_Job_.
Each line below should be retyped exactly, with no pictures.

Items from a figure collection
-- START --
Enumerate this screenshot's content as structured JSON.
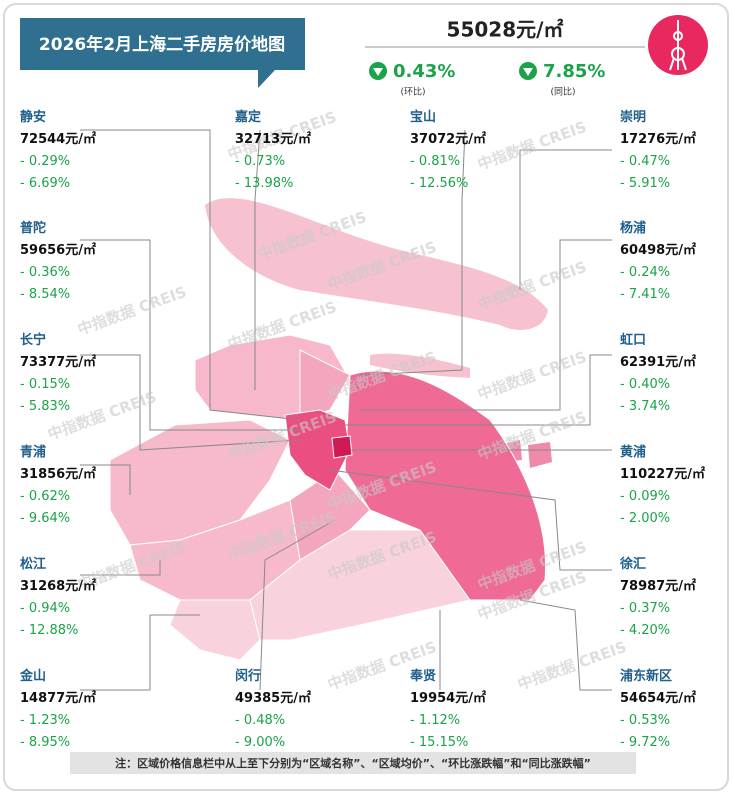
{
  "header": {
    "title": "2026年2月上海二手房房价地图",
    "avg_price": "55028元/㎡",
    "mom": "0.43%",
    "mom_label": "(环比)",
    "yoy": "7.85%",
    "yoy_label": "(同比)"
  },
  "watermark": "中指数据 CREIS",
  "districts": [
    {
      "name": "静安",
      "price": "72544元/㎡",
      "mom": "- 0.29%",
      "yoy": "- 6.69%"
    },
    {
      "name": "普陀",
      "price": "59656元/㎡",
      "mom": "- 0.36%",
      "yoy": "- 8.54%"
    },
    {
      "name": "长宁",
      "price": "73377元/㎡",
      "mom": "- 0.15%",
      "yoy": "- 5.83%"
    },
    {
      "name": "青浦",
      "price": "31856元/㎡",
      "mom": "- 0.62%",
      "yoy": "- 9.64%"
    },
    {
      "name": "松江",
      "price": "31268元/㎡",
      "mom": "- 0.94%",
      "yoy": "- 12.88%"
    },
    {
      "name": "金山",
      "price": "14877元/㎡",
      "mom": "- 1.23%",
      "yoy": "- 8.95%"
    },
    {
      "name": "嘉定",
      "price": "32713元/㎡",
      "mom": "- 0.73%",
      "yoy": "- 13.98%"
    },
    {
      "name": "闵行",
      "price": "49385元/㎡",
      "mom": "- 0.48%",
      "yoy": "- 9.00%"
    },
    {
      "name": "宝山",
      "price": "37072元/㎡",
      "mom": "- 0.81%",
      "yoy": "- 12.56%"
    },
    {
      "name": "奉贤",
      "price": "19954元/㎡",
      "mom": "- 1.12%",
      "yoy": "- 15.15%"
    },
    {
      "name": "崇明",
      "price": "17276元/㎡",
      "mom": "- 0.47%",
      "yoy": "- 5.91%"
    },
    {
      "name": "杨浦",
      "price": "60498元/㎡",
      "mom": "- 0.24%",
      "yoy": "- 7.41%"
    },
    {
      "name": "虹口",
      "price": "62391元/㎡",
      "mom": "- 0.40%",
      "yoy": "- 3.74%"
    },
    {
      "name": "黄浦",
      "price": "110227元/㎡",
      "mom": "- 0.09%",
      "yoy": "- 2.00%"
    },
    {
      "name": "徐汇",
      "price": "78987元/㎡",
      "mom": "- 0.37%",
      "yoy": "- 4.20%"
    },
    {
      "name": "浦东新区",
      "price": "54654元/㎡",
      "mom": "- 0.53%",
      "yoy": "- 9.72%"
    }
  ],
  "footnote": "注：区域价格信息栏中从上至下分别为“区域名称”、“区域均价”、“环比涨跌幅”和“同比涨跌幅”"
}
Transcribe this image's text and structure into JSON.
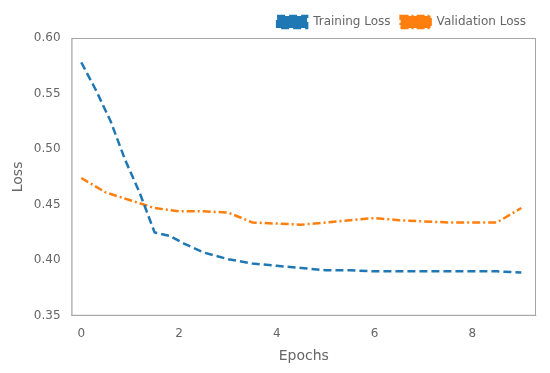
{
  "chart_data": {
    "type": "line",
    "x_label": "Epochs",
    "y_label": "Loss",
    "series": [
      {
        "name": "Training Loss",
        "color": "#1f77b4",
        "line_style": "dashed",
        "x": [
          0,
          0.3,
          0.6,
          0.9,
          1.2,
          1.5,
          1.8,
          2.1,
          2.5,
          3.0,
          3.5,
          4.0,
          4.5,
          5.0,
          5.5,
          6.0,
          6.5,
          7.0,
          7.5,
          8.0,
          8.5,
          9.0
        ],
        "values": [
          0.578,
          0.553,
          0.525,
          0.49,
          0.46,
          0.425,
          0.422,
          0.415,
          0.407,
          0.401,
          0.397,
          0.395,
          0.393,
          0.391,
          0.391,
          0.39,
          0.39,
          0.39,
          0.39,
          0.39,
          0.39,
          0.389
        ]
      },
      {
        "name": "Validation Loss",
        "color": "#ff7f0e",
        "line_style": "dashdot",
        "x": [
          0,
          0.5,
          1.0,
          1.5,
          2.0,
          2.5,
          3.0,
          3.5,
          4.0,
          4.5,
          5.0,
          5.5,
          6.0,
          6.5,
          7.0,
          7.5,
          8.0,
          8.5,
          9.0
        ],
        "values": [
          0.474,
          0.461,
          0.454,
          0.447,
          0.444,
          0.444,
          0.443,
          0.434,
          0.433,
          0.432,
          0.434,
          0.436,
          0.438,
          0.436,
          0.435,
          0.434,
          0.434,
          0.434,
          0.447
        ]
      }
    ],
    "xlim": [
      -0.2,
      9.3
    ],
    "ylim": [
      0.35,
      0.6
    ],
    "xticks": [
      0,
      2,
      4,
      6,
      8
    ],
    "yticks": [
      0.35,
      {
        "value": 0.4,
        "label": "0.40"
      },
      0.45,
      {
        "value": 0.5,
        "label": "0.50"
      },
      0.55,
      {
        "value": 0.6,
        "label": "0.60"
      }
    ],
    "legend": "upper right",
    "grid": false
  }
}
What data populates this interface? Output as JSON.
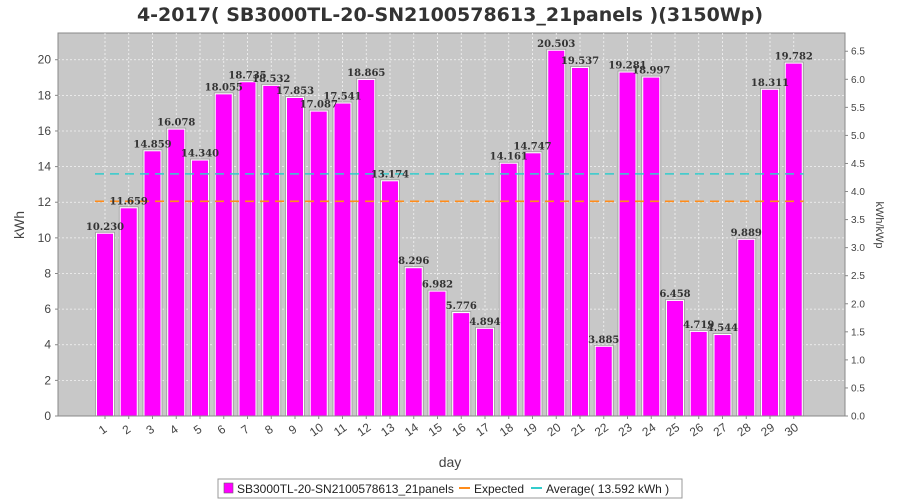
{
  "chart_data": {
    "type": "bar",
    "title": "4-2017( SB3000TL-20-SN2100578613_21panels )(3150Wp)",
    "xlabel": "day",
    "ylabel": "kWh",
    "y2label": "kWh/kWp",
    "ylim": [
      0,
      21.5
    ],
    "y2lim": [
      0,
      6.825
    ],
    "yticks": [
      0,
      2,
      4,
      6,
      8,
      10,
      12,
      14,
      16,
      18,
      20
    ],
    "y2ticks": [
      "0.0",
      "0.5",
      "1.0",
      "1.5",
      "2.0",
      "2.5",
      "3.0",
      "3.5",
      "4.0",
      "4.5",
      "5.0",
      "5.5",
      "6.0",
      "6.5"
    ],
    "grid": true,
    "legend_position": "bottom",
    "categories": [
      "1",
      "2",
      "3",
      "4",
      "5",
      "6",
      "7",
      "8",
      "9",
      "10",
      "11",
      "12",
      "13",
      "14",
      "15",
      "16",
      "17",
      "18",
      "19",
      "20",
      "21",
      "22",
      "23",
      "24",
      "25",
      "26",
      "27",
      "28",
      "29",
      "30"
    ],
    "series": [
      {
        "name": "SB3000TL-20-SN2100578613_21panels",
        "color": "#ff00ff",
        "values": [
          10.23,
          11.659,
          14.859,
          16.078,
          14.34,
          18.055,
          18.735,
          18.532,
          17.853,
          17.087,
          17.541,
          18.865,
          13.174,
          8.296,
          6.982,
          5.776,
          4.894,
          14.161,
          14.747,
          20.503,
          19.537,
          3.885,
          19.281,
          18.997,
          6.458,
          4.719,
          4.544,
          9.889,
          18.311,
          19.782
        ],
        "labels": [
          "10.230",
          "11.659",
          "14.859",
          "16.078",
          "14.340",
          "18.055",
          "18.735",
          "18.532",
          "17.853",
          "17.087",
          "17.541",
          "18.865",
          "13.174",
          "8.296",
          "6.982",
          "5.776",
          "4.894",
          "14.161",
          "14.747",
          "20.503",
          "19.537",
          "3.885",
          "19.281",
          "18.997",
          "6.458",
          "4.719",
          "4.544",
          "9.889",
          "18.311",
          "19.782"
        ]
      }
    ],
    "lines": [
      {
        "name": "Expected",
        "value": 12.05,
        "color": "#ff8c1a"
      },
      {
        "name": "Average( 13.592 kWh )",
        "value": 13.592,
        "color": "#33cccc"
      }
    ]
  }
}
-- END --
_Right answer_.
Enumerate this screenshot's content as structured JSON.
{
  "header": {
    "title": "2026年2月上海二手房房价地图",
    "avg_price": "55028元/㎡",
    "mom": "0.43%",
    "mom_label": "(环比)",
    "yoy": "7.85%",
    "yoy_label": "(同比)"
  },
  "watermark": "中指数据 CREIS",
  "districts": [
    {
      "name": "静安",
      "price": "72544元/㎡",
      "mom": "- 0.29%",
      "yoy": "- 6.69%"
    },
    {
      "name": "普陀",
      "price": "59656元/㎡",
      "mom": "- 0.36%",
      "yoy": "- 8.54%"
    },
    {
      "name": "长宁",
      "price": "73377元/㎡",
      "mom": "- 0.15%",
      "yoy": "- 5.83%"
    },
    {
      "name": "青浦",
      "price": "31856元/㎡",
      "mom": "- 0.62%",
      "yoy": "- 9.64%"
    },
    {
      "name": "松江",
      "price": "31268元/㎡",
      "mom": "- 0.94%",
      "yoy": "- 12.88%"
    },
    {
      "name": "金山",
      "price": "14877元/㎡",
      "mom": "- 1.23%",
      "yoy": "- 8.95%"
    },
    {
      "name": "嘉定",
      "price": "32713元/㎡",
      "mom": "- 0.73%",
      "yoy": "- 13.98%"
    },
    {
      "name": "闵行",
      "price": "49385元/㎡",
      "mom": "- 0.48%",
      "yoy": "- 9.00%"
    },
    {
      "name": "宝山",
      "price": "37072元/㎡",
      "mom": "- 0.81%",
      "yoy": "- 12.56%"
    },
    {
      "name": "奉贤",
      "price": "19954元/㎡",
      "mom": "- 1.12%",
      "yoy": "- 15.15%"
    },
    {
      "name": "崇明",
      "price": "17276元/㎡",
      "mom": "- 0.47%",
      "yoy": "- 5.91%"
    },
    {
      "name": "杨浦",
      "price": "60498元/㎡",
      "mom": "- 0.24%",
      "yoy": "- 7.41%"
    },
    {
      "name": "虹口",
      "price": "62391元/㎡",
      "mom": "- 0.40%",
      "yoy": "- 3.74%"
    },
    {
      "name": "黄浦",
      "price": "110227元/㎡",
      "mom": "- 0.09%",
      "yoy": "- 2.00%"
    },
    {
      "name": "徐汇",
      "price": "78987元/㎡",
      "mom": "- 0.37%",
      "yoy": "- 4.20%"
    },
    {
      "name": "浦东新区",
      "price": "54654元/㎡",
      "mom": "- 0.53%",
      "yoy": "- 9.72%"
    }
  ],
  "footnote": "注：区域价格信息栏中从上至下分别为“区域名称”、“区域均价”、“环比涨跌幅”和“同比涨跌幅”"
}
Transcribe this image's text and structure into JSON.
{
  "chart_data": {
    "type": "line",
    "x_label": "Epochs",
    "y_label": "Loss",
    "series": [
      {
        "name": "Training Loss",
        "color": "#1f77b4",
        "line_style": "dashed",
        "x": [
          0,
          0.3,
          0.6,
          0.9,
          1.2,
          1.5,
          1.8,
          2.1,
          2.5,
          3.0,
          3.5,
          4.0,
          4.5,
          5.0,
          5.5,
          6.0,
          6.5,
          7.0,
          7.5,
          8.0,
          8.5,
          9.0
        ],
        "values": [
          0.578,
          0.553,
          0.525,
          0.49,
          0.46,
          0.425,
          0.422,
          0.415,
          0.407,
          0.401,
          0.397,
          0.395,
          0.393,
          0.391,
          0.391,
          0.39,
          0.39,
          0.39,
          0.39,
          0.39,
          0.39,
          0.389
        ]
      },
      {
        "name": "Validation Loss",
        "color": "#ff7f0e",
        "line_style": "dashdot",
        "x": [
          0,
          0.5,
          1.0,
          1.5,
          2.0,
          2.5,
          3.0,
          3.5,
          4.0,
          4.5,
          5.0,
          5.5,
          6.0,
          6.5,
          7.0,
          7.5,
          8.0,
          8.5,
          9.0
        ],
        "values": [
          0.474,
          0.461,
          0.454,
          0.447,
          0.444,
          0.444,
          0.443,
          0.434,
          0.433,
          0.432,
          0.434,
          0.436,
          0.438,
          0.436,
          0.435,
          0.434,
          0.434,
          0.434,
          0.447
        ]
      }
    ],
    "xlim": [
      -0.2,
      9.3
    ],
    "ylim": [
      0.35,
      0.6
    ],
    "xticks": [
      0,
      2,
      4,
      6,
      8
    ],
    "yticks": [
      0.35,
      {
        "value": 0.4,
        "label": "0.40"
      },
      0.45,
      {
        "value": 0.5,
        "label": "0.50"
      },
      0.55,
      {
        "value": 0.6,
        "label": "0.60"
      }
    ],
    "legend": "upper right",
    "grid": false
  }
}
What data populates this interface? Output as JSON.
{
  "chart_data": {
    "type": "bar",
    "title": "4-2017( SB3000TL-20-SN2100578613_21panels )(3150Wp)",
    "xlabel": "day",
    "ylabel": "kWh",
    "y2label": "kWh/kWp",
    "ylim": [
      0,
      21.5
    ],
    "y2lim": [
      0,
      6.825
    ],
    "yticks": [
      0,
      2,
      4,
      6,
      8,
      10,
      12,
      14,
      16,
      18,
      20
    ],
    "y2ticks": [
      "0.0",
      "0.5",
      "1.0",
      "1.5",
      "2.0",
      "2.5",
      "3.0",
      "3.5",
      "4.0",
      "4.5",
      "5.0",
      "5.5",
      "6.0",
      "6.5"
    ],
    "grid": true,
    "legend_position": "bottom",
    "categories": [
      "1",
      "2",
      "3",
      "4",
      "5",
      "6",
      "7",
      "8",
      "9",
      "10",
      "11",
      "12",
      "13",
      "14",
      "15",
      "16",
      "17",
      "18",
      "19",
      "20",
      "21",
      "22",
      "23",
      "24",
      "25",
      "26",
      "27",
      "28",
      "29",
      "30"
    ],
    "series": [
      {
        "name": "SB3000TL-20-SN2100578613_21panels",
        "color": "#ff00ff",
        "values": [
          10.23,
          11.659,
          14.859,
          16.078,
          14.34,
          18.055,
          18.735,
          18.532,
          17.853,
          17.087,
          17.541,
          18.865,
          13.174,
          8.296,
          6.982,
          5.776,
          4.894,
          14.161,
          14.747,
          20.503,
          19.537,
          3.885,
          19.281,
          18.997,
          6.458,
          4.719,
          4.544,
          9.889,
          18.311,
          19.782
        ],
        "labels": [
          "10.230",
          "11.659",
          "14.859",
          "16.078",
          "14.340",
          "18.055",
          "18.735",
          "18.532",
          "17.853",
          "17.087",
          "17.541",
          "18.865",
          "13.174",
          "8.296",
          "6.982",
          "5.776",
          "4.894",
          "14.161",
          "14.747",
          "20.503",
          "19.537",
          "3.885",
          "19.281",
          "18.997",
          "6.458",
          "4.719",
          "4.544",
          "9.889",
          "18.311",
          "19.782"
        ]
      }
    ],
    "lines": [
      {
        "name": "Expected",
        "value": 12.05,
        "color": "#ff8c1a"
      },
      {
        "name": "Average( 13.592 kWh )",
        "value": 13.592,
        "color": "#33cccc"
      }
    ]
  }
}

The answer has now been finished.